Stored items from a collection
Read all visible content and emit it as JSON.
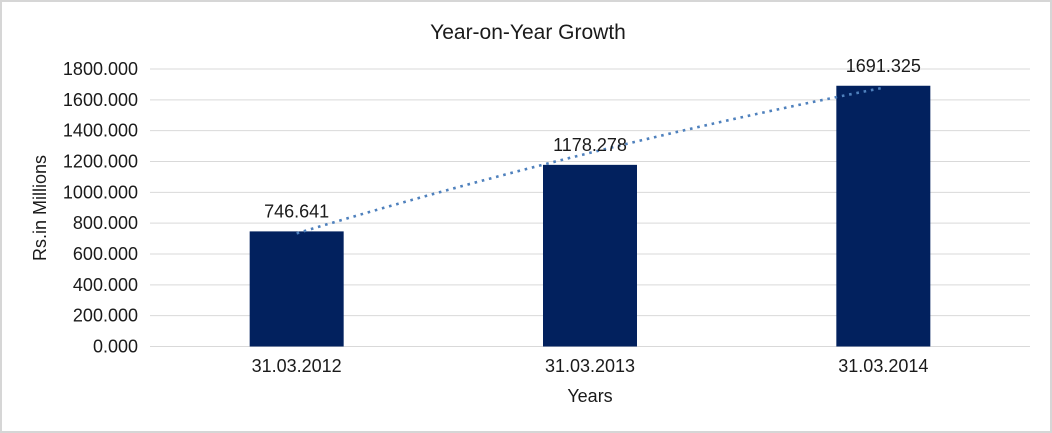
{
  "window": {
    "background": "#FFFFFF",
    "border_color": "#D6D6D6"
  },
  "chart_data": {
    "type": "bar",
    "title": "Year-on-Year Growth",
    "xlabel": "Years",
    "ylabel": "Rs.in Millions",
    "categories": [
      "31.03.2012",
      "31.03.2013",
      "31.03.2014"
    ],
    "values": [
      746.641,
      1178.278,
      1691.325
    ],
    "data_labels": [
      "746.641",
      "1178.278",
      "1691.325"
    ],
    "ylim": [
      0,
      1800
    ],
    "ytick_step": 200,
    "ytick_labels": [
      "0.000",
      "200.000",
      "400.000",
      "600.000",
      "800.000",
      "1000.000",
      "1200.000",
      "1400.000",
      "1600.000",
      "1800.000"
    ],
    "grid": true,
    "legend": "none",
    "trendline": {
      "style": "dotted",
      "color": "#4F81BD",
      "through": "bar tops"
    },
    "colors": {
      "bar": "#02215E",
      "trendline": "#4F81BD",
      "gridline": "#D9D9D9",
      "text": "#1A1A1A"
    }
  }
}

### The task
All of the data above should be transcribed verbatim, with pictures omitted.

### The response
Read all visible content and emit it as JSON.
{
  "window": {
    "background": "#FFFFFF",
    "border_color": "#D6D6D6"
  },
  "chart_data": {
    "type": "bar",
    "title": "Year-on-Year Growth",
    "xlabel": "Years",
    "ylabel": "Rs.in Millions",
    "categories": [
      "31.03.2012",
      "31.03.2013",
      "31.03.2014"
    ],
    "values": [
      746.641,
      1178.278,
      1691.325
    ],
    "data_labels": [
      "746.641",
      "1178.278",
      "1691.325"
    ],
    "ylim": [
      0,
      1800
    ],
    "ytick_step": 200,
    "ytick_labels": [
      "0.000",
      "200.000",
      "400.000",
      "600.000",
      "800.000",
      "1000.000",
      "1200.000",
      "1400.000",
      "1600.000",
      "1800.000"
    ],
    "grid": true,
    "legend": "none",
    "trendline": {
      "style": "dotted",
      "color": "#4F81BD",
      "through": "bar tops"
    },
    "colors": {
      "bar": "#02215E",
      "trendline": "#4F81BD",
      "gridline": "#D9D9D9",
      "text": "#1A1A1A"
    }
  }
}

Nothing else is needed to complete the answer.